Extracted data entries

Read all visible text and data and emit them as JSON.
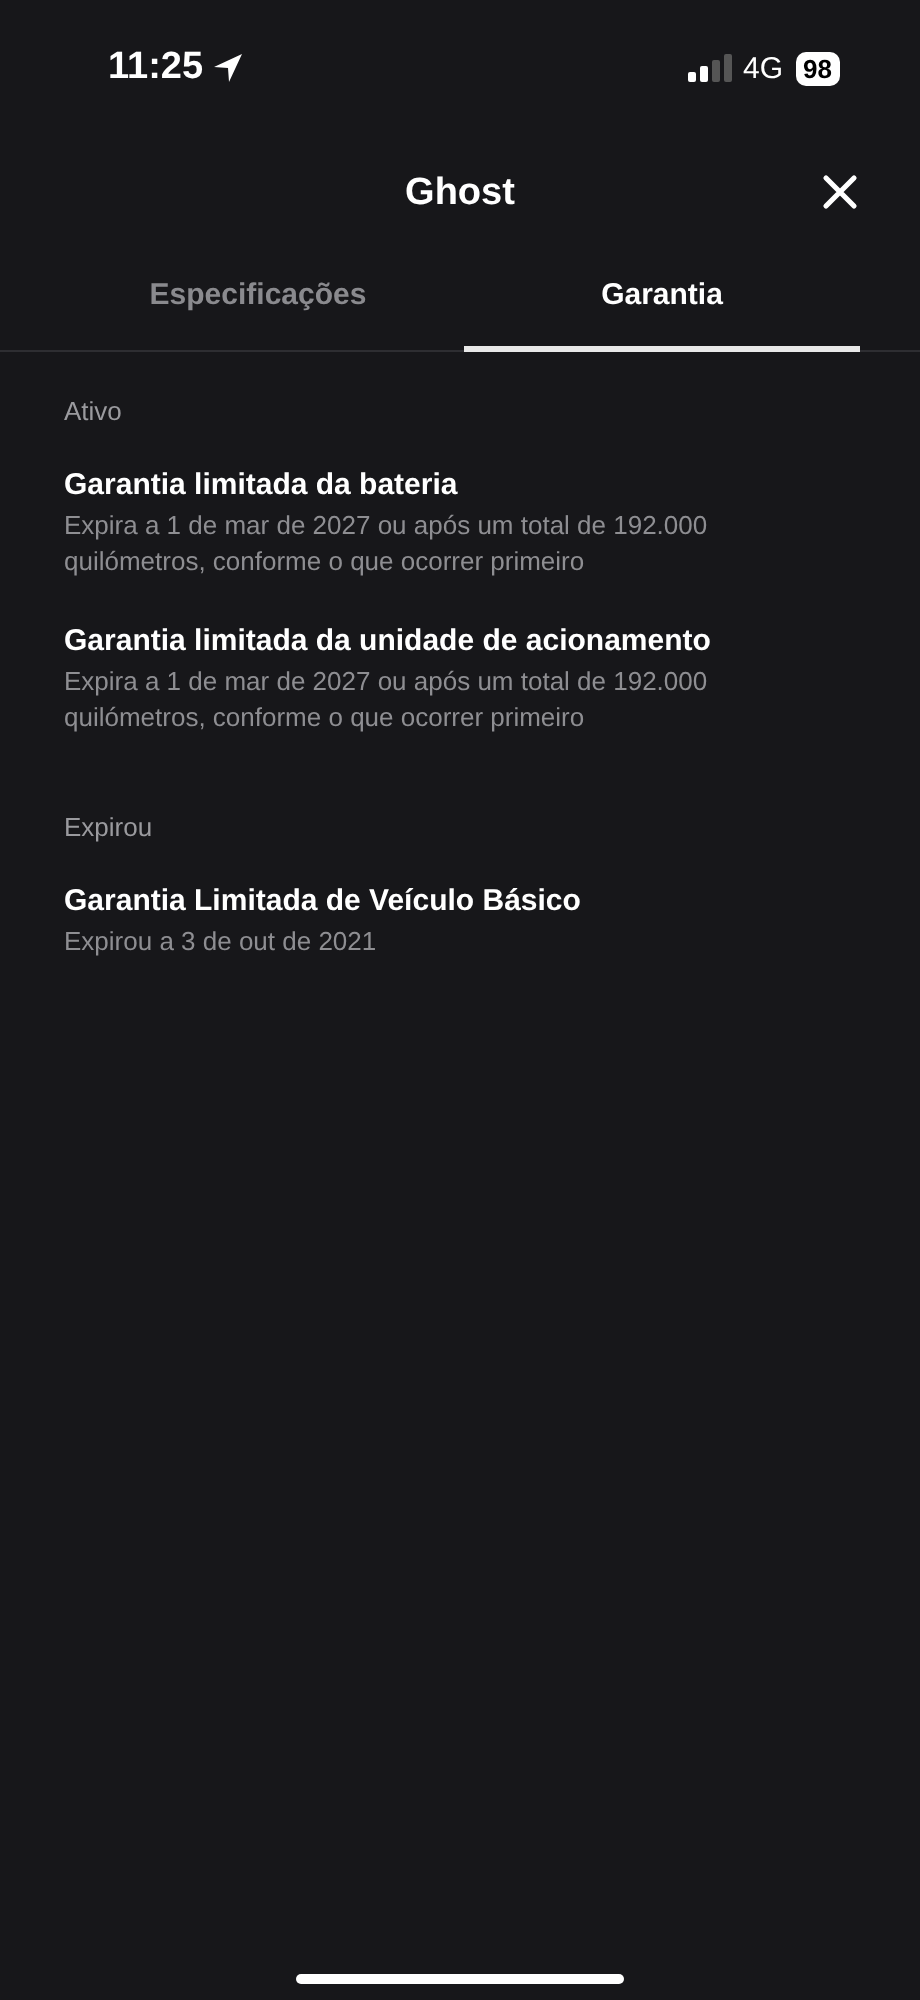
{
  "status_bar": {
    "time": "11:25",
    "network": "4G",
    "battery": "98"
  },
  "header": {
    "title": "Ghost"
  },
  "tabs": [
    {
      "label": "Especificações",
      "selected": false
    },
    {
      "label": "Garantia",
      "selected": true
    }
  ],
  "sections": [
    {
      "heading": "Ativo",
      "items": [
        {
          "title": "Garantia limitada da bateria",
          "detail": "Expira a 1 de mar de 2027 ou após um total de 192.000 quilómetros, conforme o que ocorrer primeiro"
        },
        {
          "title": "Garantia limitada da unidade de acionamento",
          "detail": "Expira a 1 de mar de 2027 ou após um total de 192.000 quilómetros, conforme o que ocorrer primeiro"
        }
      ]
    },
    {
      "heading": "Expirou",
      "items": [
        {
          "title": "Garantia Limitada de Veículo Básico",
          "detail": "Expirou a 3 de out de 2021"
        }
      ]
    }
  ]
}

> YOUR TASK
Give the entries again without a single change, but with no pictures.

> SOLVED EXERCISE
Read all visible text and data and emit them as JSON.
{
  "status_bar": {
    "time": "11:25",
    "network": "4G",
    "battery": "98"
  },
  "header": {
    "title": "Ghost"
  },
  "tabs": [
    {
      "label": "Especificações",
      "selected": false
    },
    {
      "label": "Garantia",
      "selected": true
    }
  ],
  "sections": [
    {
      "heading": "Ativo",
      "items": [
        {
          "title": "Garantia limitada da bateria",
          "detail": "Expira a 1 de mar de 2027 ou após um total de 192.000 quilómetros, conforme o que ocorrer primeiro"
        },
        {
          "title": "Garantia limitada da unidade de acionamento",
          "detail": "Expira a 1 de mar de 2027 ou após um total de 192.000 quilómetros, conforme o que ocorrer primeiro"
        }
      ]
    },
    {
      "heading": "Expirou",
      "items": [
        {
          "title": "Garantia Limitada de Veículo Básico",
          "detail": "Expirou a 3 de out de 2021"
        }
      ]
    }
  ]
}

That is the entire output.